* [DIRECTIONS]
Tell how many lines in these records contain the string "name", with only the number as the reply.

*** DATASET

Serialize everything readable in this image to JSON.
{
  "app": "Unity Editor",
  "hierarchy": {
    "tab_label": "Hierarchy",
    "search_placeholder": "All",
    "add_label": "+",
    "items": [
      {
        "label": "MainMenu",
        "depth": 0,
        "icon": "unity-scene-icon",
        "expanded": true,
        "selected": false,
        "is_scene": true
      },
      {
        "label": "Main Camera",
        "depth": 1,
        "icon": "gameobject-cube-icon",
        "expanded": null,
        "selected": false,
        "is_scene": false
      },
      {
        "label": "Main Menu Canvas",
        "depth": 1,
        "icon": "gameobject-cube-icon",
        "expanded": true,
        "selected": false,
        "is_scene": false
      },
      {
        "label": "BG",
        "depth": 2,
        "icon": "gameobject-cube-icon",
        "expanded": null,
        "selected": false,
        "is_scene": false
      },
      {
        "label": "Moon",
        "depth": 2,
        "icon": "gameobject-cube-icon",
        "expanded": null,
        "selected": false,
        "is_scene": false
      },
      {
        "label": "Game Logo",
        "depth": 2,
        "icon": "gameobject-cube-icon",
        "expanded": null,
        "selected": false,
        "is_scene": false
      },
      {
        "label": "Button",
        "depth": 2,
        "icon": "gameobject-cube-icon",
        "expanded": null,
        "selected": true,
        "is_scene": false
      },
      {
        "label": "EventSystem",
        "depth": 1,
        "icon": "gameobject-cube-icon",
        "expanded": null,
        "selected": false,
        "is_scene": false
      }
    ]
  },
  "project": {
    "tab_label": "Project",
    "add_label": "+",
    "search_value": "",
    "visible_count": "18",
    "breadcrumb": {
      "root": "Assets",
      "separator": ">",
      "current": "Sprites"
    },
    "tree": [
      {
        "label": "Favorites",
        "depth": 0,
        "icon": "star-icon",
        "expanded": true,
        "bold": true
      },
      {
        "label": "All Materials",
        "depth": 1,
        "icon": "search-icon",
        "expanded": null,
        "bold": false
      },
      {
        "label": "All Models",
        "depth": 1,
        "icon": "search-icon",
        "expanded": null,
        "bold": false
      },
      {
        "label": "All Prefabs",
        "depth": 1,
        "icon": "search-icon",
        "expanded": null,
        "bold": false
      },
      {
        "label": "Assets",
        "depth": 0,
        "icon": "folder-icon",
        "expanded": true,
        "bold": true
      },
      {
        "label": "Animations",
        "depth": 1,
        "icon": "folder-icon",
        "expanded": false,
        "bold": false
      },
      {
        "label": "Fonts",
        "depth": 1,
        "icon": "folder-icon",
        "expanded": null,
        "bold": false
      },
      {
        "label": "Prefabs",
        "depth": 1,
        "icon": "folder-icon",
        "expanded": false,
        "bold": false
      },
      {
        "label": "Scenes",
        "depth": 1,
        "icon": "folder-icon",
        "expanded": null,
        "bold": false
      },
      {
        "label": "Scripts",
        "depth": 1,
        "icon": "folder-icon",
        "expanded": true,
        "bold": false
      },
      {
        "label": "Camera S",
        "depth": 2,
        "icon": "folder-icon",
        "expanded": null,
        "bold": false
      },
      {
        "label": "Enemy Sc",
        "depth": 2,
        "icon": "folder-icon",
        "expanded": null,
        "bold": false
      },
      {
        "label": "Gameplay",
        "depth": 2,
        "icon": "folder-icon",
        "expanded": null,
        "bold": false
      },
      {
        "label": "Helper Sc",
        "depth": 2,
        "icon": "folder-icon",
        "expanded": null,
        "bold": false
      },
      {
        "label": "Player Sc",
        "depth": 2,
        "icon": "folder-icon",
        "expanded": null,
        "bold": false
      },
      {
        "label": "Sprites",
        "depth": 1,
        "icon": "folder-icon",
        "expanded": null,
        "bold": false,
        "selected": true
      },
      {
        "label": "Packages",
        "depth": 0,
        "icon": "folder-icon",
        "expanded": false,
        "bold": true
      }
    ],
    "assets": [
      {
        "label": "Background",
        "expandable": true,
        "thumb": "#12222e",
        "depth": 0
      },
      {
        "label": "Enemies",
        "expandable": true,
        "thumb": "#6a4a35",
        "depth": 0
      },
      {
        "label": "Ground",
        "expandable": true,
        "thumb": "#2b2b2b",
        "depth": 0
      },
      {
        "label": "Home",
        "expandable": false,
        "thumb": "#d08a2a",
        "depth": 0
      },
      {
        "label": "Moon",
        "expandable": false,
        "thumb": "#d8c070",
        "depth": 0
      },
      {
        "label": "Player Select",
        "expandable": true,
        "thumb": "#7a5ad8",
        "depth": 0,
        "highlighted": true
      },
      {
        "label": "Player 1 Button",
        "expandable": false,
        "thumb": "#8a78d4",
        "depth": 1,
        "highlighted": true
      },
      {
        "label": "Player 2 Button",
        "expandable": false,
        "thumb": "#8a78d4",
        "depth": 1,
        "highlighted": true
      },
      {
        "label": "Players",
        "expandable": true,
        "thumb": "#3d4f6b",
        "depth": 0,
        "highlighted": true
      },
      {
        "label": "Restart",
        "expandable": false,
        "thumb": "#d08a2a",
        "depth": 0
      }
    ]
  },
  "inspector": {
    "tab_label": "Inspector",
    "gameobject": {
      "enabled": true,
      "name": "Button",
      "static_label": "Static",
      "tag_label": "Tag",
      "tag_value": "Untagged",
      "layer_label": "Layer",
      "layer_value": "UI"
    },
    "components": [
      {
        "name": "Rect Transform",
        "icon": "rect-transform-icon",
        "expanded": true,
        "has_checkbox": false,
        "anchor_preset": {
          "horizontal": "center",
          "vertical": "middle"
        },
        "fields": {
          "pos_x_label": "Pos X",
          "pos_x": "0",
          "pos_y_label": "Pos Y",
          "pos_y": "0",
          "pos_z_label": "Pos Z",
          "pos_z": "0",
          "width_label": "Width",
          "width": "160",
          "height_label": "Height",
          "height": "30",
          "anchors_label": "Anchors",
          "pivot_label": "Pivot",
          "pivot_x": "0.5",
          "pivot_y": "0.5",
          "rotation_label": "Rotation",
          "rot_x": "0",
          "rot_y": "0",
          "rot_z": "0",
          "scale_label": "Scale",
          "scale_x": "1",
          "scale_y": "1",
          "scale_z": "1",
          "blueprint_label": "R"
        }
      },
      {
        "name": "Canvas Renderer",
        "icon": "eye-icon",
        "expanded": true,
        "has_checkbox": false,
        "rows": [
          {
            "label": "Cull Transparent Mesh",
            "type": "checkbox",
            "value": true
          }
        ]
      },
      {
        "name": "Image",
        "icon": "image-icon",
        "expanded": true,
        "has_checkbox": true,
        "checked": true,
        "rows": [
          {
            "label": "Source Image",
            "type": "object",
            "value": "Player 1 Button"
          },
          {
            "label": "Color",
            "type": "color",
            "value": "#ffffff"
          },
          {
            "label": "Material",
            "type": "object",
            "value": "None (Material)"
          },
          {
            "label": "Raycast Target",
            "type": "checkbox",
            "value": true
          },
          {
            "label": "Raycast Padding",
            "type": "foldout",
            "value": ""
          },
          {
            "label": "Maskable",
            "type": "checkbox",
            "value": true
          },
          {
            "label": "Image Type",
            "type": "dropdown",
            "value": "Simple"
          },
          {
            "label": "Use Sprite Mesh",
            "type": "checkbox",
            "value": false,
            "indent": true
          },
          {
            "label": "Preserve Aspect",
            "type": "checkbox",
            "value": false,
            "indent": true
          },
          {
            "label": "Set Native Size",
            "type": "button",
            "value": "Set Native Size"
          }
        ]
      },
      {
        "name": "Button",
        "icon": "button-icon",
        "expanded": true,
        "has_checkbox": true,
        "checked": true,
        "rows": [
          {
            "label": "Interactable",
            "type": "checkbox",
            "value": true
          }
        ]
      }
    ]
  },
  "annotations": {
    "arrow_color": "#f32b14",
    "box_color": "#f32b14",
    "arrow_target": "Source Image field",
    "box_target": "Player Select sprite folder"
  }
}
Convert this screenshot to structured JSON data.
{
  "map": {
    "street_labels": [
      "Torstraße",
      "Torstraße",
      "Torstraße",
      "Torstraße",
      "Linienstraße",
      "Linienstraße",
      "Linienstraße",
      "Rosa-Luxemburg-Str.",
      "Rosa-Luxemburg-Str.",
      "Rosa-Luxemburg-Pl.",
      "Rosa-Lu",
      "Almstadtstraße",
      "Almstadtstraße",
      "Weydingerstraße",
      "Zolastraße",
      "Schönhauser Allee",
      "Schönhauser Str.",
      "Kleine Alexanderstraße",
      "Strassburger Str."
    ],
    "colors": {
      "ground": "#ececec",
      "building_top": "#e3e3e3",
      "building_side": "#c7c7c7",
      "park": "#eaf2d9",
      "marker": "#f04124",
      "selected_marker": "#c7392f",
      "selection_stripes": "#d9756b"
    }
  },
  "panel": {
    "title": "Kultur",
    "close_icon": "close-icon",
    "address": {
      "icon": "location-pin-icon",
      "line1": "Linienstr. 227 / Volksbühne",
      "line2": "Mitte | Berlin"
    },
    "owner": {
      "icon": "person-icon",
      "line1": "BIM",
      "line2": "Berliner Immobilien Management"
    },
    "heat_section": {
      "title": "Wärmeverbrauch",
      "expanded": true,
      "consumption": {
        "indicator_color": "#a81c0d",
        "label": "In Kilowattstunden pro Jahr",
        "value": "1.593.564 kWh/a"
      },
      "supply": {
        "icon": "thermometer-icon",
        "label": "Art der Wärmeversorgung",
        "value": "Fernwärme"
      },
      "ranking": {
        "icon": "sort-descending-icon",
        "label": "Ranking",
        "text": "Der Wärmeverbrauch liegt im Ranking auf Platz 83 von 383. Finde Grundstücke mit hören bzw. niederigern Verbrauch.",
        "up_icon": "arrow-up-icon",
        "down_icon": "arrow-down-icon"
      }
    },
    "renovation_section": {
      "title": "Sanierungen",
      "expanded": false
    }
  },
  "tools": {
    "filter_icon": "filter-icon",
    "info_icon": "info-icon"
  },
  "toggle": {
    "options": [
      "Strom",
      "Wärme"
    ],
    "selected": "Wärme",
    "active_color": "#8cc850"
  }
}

******

* [TASK OUTPUT]
5